## Start

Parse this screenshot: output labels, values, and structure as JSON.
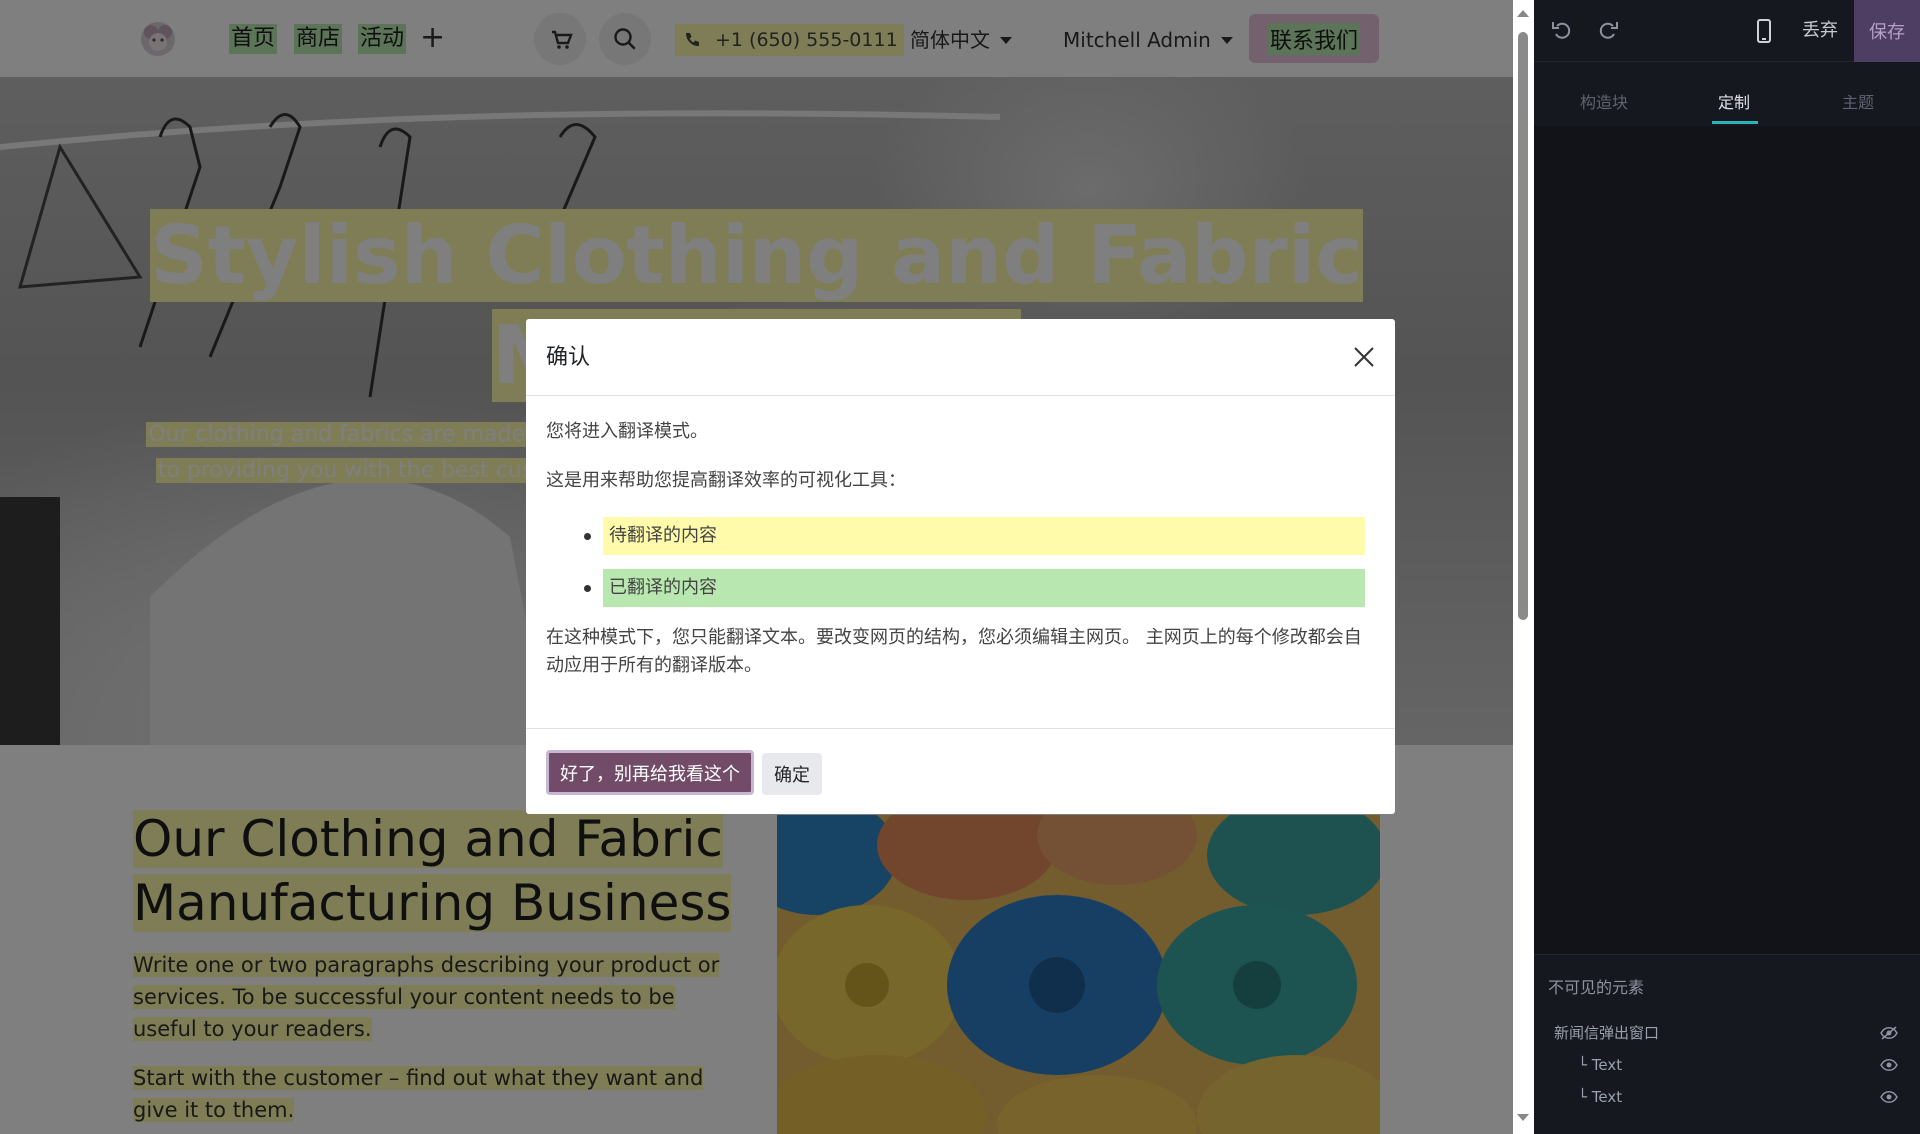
{
  "navbar": {
    "links": [
      "首页",
      "商店",
      "活动"
    ],
    "add_label": "+",
    "phone": "+1 (650) 555-0111",
    "language": "简体中文",
    "user": "Mitchell Admin",
    "contact_button": "联系我们"
  },
  "hero": {
    "title_line1": "Stylish Clothing and Fabric",
    "title_line2_visible": "M",
    "subtitle_line1": "Our clothing and fabrics are made wit",
    "subtitle_line2": "to providing you with the best custo"
  },
  "content": {
    "heading_line1": "Our Clothing and Fabric",
    "heading_line2": "Manufacturing Business",
    "paragraph1": "Write one or two paragraphs describing your product or services. To be successful your content needs to be useful to your readers.",
    "paragraph2": "Start with the customer – find out what they want and give it to them."
  },
  "modal": {
    "title": "确认",
    "intro": "您将进入翻译模式。",
    "tool_description": "这是用来帮助您提高翻译效率的可视化工具：",
    "legend_to_translate": "待翻译的内容",
    "legend_translated": "已翻译的内容",
    "explanation": "在这种模式下，您只能翻译文本。要改变网页的结构，您必须编辑主网页。 主网页上的每个修改都会自动应用于所有的翻译版本。",
    "primary_button": "好了，别再给我看这个",
    "secondary_button": "确定"
  },
  "editor_panel": {
    "discard": "丢弃",
    "save": "保存",
    "tabs": [
      "构造块",
      "定制",
      "主题"
    ],
    "active_tab": "定制",
    "invisible_title": "不可见的元素",
    "invisible_items": [
      "新闻信弹出窗口",
      "└ Text",
      "└ Text"
    ]
  },
  "colors": {
    "translate_pending": "#fffbaa",
    "translated": "#b8e8b0",
    "primary": "#714b67",
    "tab_accent": "#29b5b8"
  }
}
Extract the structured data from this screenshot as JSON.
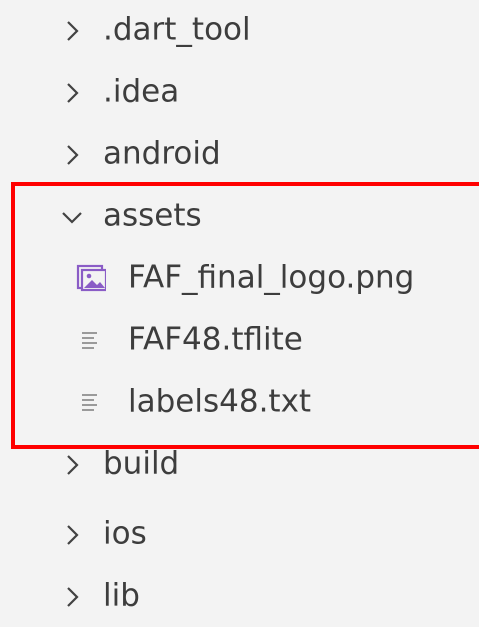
{
  "explorer": {
    "items": [
      {
        "label": ".dart_tool",
        "kind": "folder",
        "state": "collapsed",
        "icon": "chevron-right-icon"
      },
      {
        "label": ".idea",
        "kind": "folder",
        "state": "collapsed",
        "icon": "chevron-right-icon"
      },
      {
        "label": "android",
        "kind": "folder",
        "state": "collapsed",
        "icon": "chevron-right-icon"
      },
      {
        "label": "assets",
        "kind": "folder",
        "state": "expanded",
        "icon": "chevron-down-icon"
      },
      {
        "label": "FAF_final_logo.png",
        "kind": "file",
        "icon": "image-file-icon"
      },
      {
        "label": "FAF48.tflite",
        "kind": "file",
        "icon": "text-file-icon"
      },
      {
        "label": "labels48.txt",
        "kind": "file",
        "icon": "text-file-icon"
      },
      {
        "label": "build",
        "kind": "folder",
        "state": "collapsed",
        "icon": "chevron-right-icon"
      },
      {
        "label": "ios",
        "kind": "folder",
        "state": "collapsed",
        "icon": "chevron-right-icon"
      },
      {
        "label": "lib",
        "kind": "folder",
        "state": "collapsed",
        "icon": "chevron-right-icon"
      }
    ]
  },
  "colors": {
    "background": "#f3f3f3",
    "text": "#3d3d3d",
    "highlight_border": "#ff0000",
    "image_icon": "#8a5cc6",
    "text_file_icon": "#9a9a9a"
  }
}
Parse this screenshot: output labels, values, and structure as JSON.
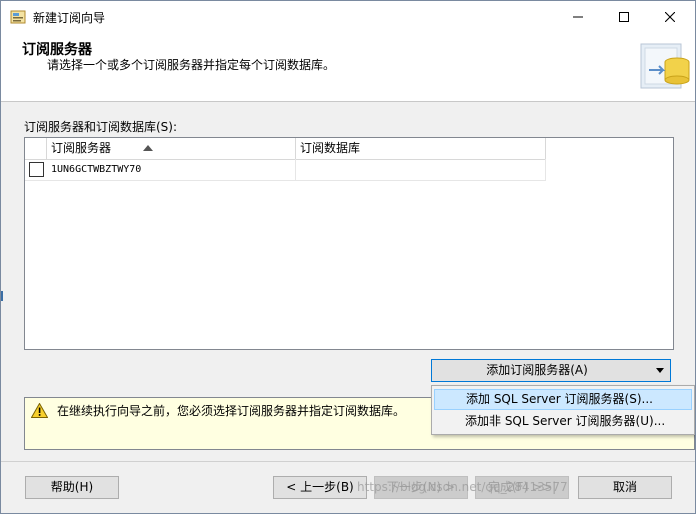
{
  "window": {
    "title": "新建订阅向导",
    "controls": {
      "minimize": "—",
      "maximize": "☐",
      "close": "✕"
    }
  },
  "header": {
    "title": "订阅服务器",
    "subtitle": "请选择一个或多个订阅服务器并指定每个订阅数据库。"
  },
  "grid": {
    "label": "订阅服务器和订阅数据库(S):",
    "columns": [
      "订阅服务器",
      "订阅数据库"
    ],
    "sort_icon": "sort-ascending-icon",
    "rows": [
      {
        "checked": false,
        "subscriber": "1UN6GCTWBZTWY70",
        "database": ""
      }
    ]
  },
  "add_dropdown": {
    "label": "添加订阅服务器(A)",
    "menu": [
      {
        "label": "添加 SQL Server 订阅服务器(S)...",
        "highlighted": true
      },
      {
        "label": "添加非 SQL Server 订阅服务器(U)...",
        "highlighted": false
      }
    ]
  },
  "message": {
    "icon": "warning-icon",
    "text": "在继续执行向导之前，您必须选择订阅服务器并指定订阅数据库。"
  },
  "buttons": {
    "help": "帮助(H)",
    "back": "< 上一步(B)",
    "next": "下一步(N) >",
    "finish": "完成(F) >>|",
    "cancel": "取消"
  },
  "watermark": "https://blog.csdn.net/qq_28413577",
  "colors": {
    "accent": "#0078d7",
    "menu_highlight": "#cce8ff",
    "message_bg": "#ffffe1"
  }
}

## End

## PROBLEM DESCRIPTION
Write the listing out a second time exactly, dropping all images.

## TASK SOLUTION
Parse this screenshot: output labels, values, and structure as JSON.
{
  "navbar": {
    "links": [
      "首页",
      "商店",
      "活动"
    ],
    "add_label": "+",
    "phone": "+1 (650) 555-0111",
    "language": "简体中文",
    "user": "Mitchell Admin",
    "contact_button": "联系我们"
  },
  "hero": {
    "title_line1": "Stylish Clothing and Fabric",
    "title_line2_visible": "M",
    "subtitle_line1": "Our clothing and fabrics are made wit",
    "subtitle_line2": "to providing you with the best custo"
  },
  "content": {
    "heading_line1": "Our Clothing and Fabric",
    "heading_line2": "Manufacturing Business",
    "paragraph1": "Write one or two paragraphs describing your product or services. To be successful your content needs to be useful to your readers.",
    "paragraph2": "Start with the customer – find out what they want and give it to them."
  },
  "modal": {
    "title": "确认",
    "intro": "您将进入翻译模式。",
    "tool_description": "这是用来帮助您提高翻译效率的可视化工具：",
    "legend_to_translate": "待翻译的内容",
    "legend_translated": "已翻译的内容",
    "explanation": "在这种模式下，您只能翻译文本。要改变网页的结构，您必须编辑主网页。 主网页上的每个修改都会自动应用于所有的翻译版本。",
    "primary_button": "好了，别再给我看这个",
    "secondary_button": "确定"
  },
  "editor_panel": {
    "discard": "丢弃",
    "save": "保存",
    "tabs": [
      "构造块",
      "定制",
      "主题"
    ],
    "active_tab": "定制",
    "invisible_title": "不可见的元素",
    "invisible_items": [
      "新闻信弹出窗口",
      "└ Text",
      "└ Text"
    ]
  },
  "colors": {
    "translate_pending": "#fffbaa",
    "translated": "#b8e8b0",
    "primary": "#714b67",
    "tab_accent": "#29b5b8"
  }
}
Extract the structured data from this screenshot as JSON.
{
  "explorer": {
    "items": [
      {
        "label": ".dart_tool",
        "kind": "folder",
        "state": "collapsed",
        "icon": "chevron-right-icon"
      },
      {
        "label": ".idea",
        "kind": "folder",
        "state": "collapsed",
        "icon": "chevron-right-icon"
      },
      {
        "label": "android",
        "kind": "folder",
        "state": "collapsed",
        "icon": "chevron-right-icon"
      },
      {
        "label": "assets",
        "kind": "folder",
        "state": "expanded",
        "icon": "chevron-down-icon"
      },
      {
        "label": "FAF_final_logo.png",
        "kind": "file",
        "icon": "image-file-icon"
      },
      {
        "label": "FAF48.tflite",
        "kind": "file",
        "icon": "text-file-icon"
      },
      {
        "label": "labels48.txt",
        "kind": "file",
        "icon": "text-file-icon"
      },
      {
        "label": "build",
        "kind": "folder",
        "state": "collapsed",
        "icon": "chevron-right-icon"
      },
      {
        "label": "ios",
        "kind": "folder",
        "state": "collapsed",
        "icon": "chevron-right-icon"
      },
      {
        "label": "lib",
        "kind": "folder",
        "state": "collapsed",
        "icon": "chevron-right-icon"
      }
    ]
  },
  "colors": {
    "background": "#f3f3f3",
    "text": "#3d3d3d",
    "highlight_border": "#ff0000",
    "image_icon": "#8a5cc6",
    "text_file_icon": "#9a9a9a"
  }
}
Parse this screenshot: output labels, values, and structure as JSON.
{
  "window": {
    "title": "新建订阅向导",
    "controls": {
      "minimize": "—",
      "maximize": "☐",
      "close": "✕"
    }
  },
  "header": {
    "title": "订阅服务器",
    "subtitle": "请选择一个或多个订阅服务器并指定每个订阅数据库。"
  },
  "grid": {
    "label": "订阅服务器和订阅数据库(S):",
    "columns": [
      "订阅服务器",
      "订阅数据库"
    ],
    "sort_icon": "sort-ascending-icon",
    "rows": [
      {
        "checked": false,
        "subscriber": "1UN6GCTWBZTWY70",
        "database": ""
      }
    ]
  },
  "add_dropdown": {
    "label": "添加订阅服务器(A)",
    "menu": [
      {
        "label": "添加 SQL Server 订阅服务器(S)...",
        "highlighted": true
      },
      {
        "label": "添加非 SQL Server 订阅服务器(U)...",
        "highlighted": false
      }
    ]
  },
  "message": {
    "icon": "warning-icon",
    "text": "在继续执行向导之前，您必须选择订阅服务器并指定订阅数据库。"
  },
  "buttons": {
    "help": "帮助(H)",
    "back": "< 上一步(B)",
    "next": "下一步(N) >",
    "finish": "完成(F) >>|",
    "cancel": "取消"
  },
  "watermark": "https://blog.csdn.net/qq_28413577",
  "colors": {
    "accent": "#0078d7",
    "menu_highlight": "#cce8ff",
    "message_bg": "#ffffe1"
  }
}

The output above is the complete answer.